State the number of lines in these records that include the word "JSON", and add nothing to it.

Records from a collection of figures
•••••

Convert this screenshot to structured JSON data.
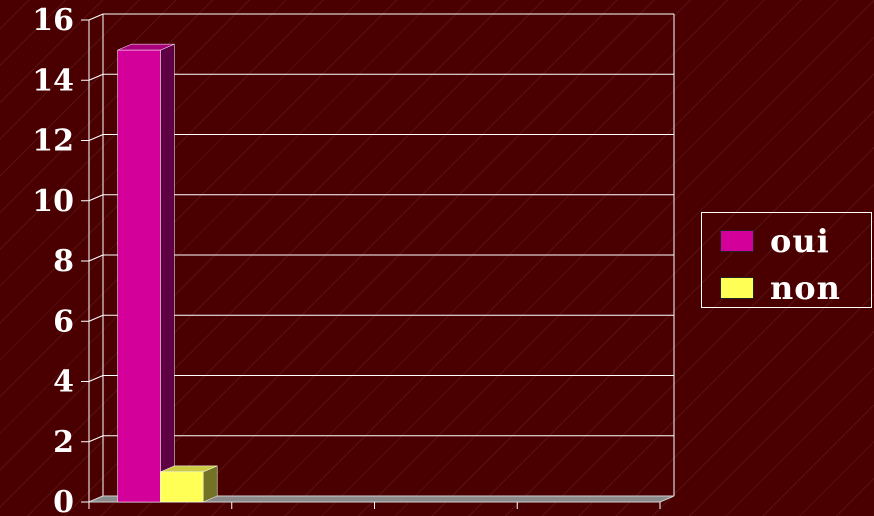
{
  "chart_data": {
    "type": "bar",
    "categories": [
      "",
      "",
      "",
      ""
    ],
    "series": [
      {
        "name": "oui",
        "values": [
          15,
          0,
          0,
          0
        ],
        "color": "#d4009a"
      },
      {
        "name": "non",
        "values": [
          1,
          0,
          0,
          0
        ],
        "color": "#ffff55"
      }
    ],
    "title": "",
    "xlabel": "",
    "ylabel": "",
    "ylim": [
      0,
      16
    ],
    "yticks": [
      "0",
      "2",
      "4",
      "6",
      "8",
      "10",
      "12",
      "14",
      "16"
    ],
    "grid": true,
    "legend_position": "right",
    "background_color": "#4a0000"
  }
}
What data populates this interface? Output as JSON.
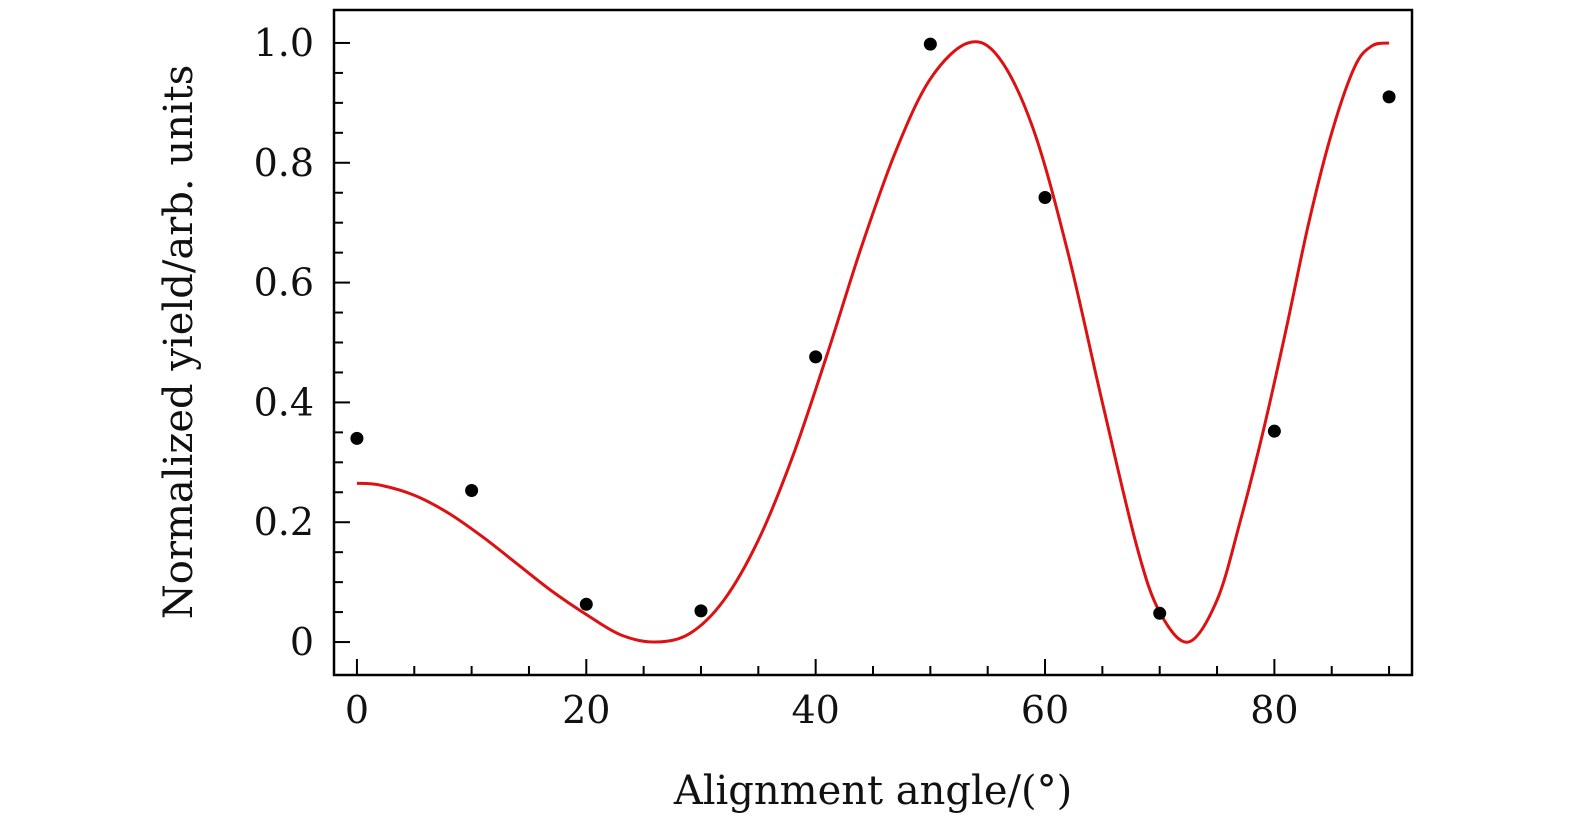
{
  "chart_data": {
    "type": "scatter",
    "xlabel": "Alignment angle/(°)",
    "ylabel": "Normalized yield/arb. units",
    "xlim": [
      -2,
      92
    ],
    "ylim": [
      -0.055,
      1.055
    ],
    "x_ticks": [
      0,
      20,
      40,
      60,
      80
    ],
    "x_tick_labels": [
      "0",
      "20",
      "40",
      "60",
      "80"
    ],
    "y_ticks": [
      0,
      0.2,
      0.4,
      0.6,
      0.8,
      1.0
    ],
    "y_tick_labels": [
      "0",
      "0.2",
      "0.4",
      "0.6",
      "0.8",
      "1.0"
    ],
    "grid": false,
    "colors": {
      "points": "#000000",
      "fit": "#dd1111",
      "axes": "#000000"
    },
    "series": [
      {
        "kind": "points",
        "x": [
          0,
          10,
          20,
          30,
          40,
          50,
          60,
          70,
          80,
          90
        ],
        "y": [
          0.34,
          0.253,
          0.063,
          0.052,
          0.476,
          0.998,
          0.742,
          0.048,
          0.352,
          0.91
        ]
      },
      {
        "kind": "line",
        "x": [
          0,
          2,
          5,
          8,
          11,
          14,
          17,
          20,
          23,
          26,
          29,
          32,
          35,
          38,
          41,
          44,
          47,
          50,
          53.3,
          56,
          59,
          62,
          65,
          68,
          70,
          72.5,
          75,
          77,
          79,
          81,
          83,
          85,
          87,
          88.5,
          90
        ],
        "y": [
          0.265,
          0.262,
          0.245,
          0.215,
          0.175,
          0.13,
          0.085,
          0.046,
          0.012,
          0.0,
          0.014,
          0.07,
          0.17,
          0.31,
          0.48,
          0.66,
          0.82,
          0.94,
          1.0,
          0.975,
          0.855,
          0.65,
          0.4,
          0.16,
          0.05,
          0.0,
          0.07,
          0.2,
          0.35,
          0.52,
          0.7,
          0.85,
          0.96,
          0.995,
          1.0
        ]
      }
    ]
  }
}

•••••

Response to the exercise:
2